Each entry below is to be given again word for word, with no pictures.

Collected data
#####

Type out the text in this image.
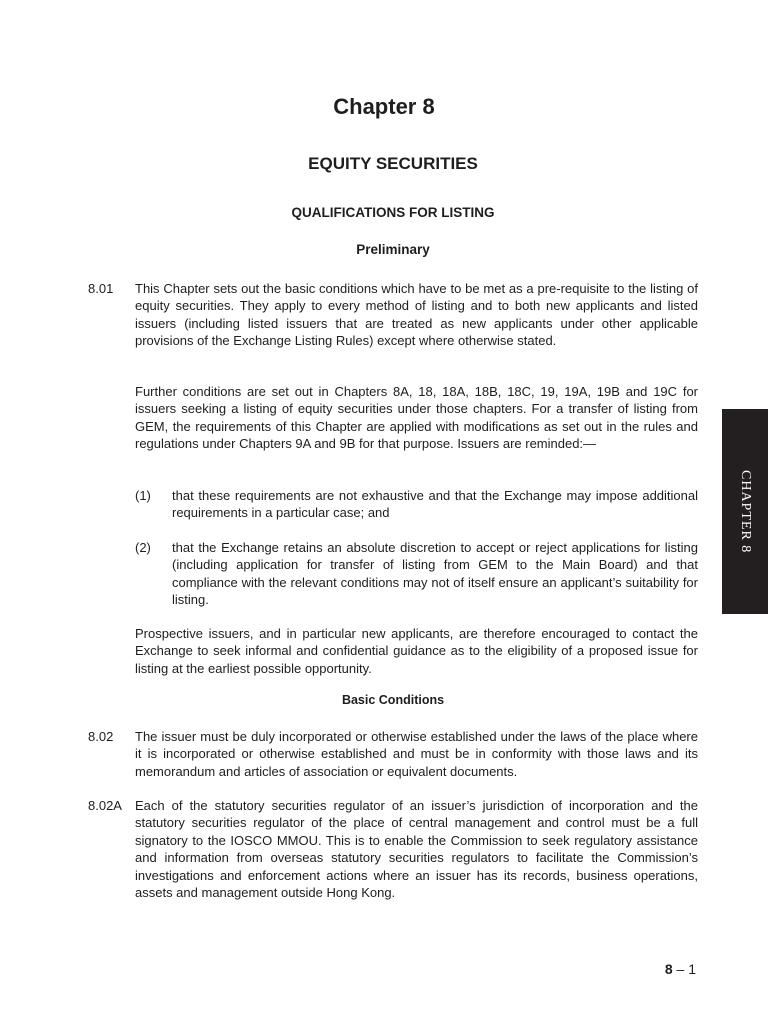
Chapter 8
EQUITY SECURITIES
QUALIFICATIONS FOR LISTING
Preliminary
8.01 This Chapter sets out the basic conditions which have to be met as a pre-requisite to the listing of equity securities. They apply to every method of listing and to both new applicants and listed issuers (including listed issuers that are treated as new applicants under other applicable provisions of the Exchange Listing Rules) except where otherwise stated.

Further conditions are set out in Chapters 8A, 18, 18A, 18B, 18C, 19, 19A, 19B and 19C for issuers seeking a listing of equity securities under those chapters. For a transfer of listing from GEM, the requirements of this Chapter are applied with modifications as set out in the rules and regulations under Chapters 9A and 9B for that purpose. Issuers are reminded:—

(1) that these requirements are not exhaustive and that the Exchange may impose additional requirements in a particular case; and

(2) that the Exchange retains an absolute discretion to accept or reject applications for listing (including application for transfer of listing from GEM to the Main Board) and that compliance with the relevant conditions may not of itself ensure an applicant’s suitability for listing.

Prospective issuers, and in particular new applicants, are therefore encouraged to contact the Exchange to seek informal and confidential guidance as to the eligibility of a proposed issue for listing at the earliest possible opportunity.

Basic Conditions
8.02 The issuer must be duly incorporated or otherwise established under the laws of the place where it is incorporated or otherwise established and must be in conformity with those laws and its memorandum and articles of association or equivalent documents.

8.02A Each of the statutory securities regulator of an issuer’s jurisdiction of incorporation and the statutory securities regulator of the place of central management and control must be a full signatory to the IOSCO MMOU. This is to enable the Commission to seek regulatory assistance and information from overseas statutory securities regulators to facilitate the Commission’s investigations and enforcement actions where an issuer has its records, business operations, assets and management outside Hong Kong.

CHAPTER 8
8 – 1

#####

# Exercise result:
Type out the text in this image.
Chapter 8
EQUITY SECURITIES
QUALIFICATIONS FOR LISTING
Preliminary
8.01 This Chapter sets out the basic conditions which have to be met as a pre-requisite to the listing of equity securities. They apply to every method of listing and to both new applicants and listed issuers (including listed issuers that are treated as new applicants under other applicable provisions of the Exchange Listing Rules) except where otherwise stated.

Further conditions are set out in Chapters 8A, 18, 18A, 18B, 18C, 19, 19A, 19B and 19C for issuers seeking a listing of equity securities under those chapters. For a transfer of listing from GEM, the requirements of this Chapter are applied with modifications as set out in the rules and regulations under Chapters 9A and 9B for that purpose. Issuers are reminded:—

(1) that these requirements are not exhaustive and that the Exchange may impose additional requirements in a particular case; and

(2) that the Exchange retains an absolute discretion to accept or reject applications for listing (including application for transfer of listing from GEM to the Main Board) and that compliance with the relevant conditions may not of itself ensure an applicant’s suitability for listing.

Prospective issuers, and in particular new applicants, are therefore encouraged to contact the Exchange to seek informal and confidential guidance as to the eligibility of a proposed issue for listing at the earliest possible opportunity.

Basic Conditions
8.02 The issuer must be duly incorporated or otherwise established under the laws of the place where it is incorporated or otherwise established and must be in conformity with those laws and its memorandum and articles of association or equivalent documents.

8.02A Each of the statutory securities regulator of an issuer’s jurisdiction of incorporation and the statutory securities regulator of the place of central management and control must be a full signatory to the IOSCO MMOU. This is to enable the Commission to seek regulatory assistance and information from overseas statutory securities regulators to facilitate the Commission’s investigations and enforcement actions where an issuer has its records, business operations, assets and management outside Hong Kong.

CHAPTER 8
8 – 1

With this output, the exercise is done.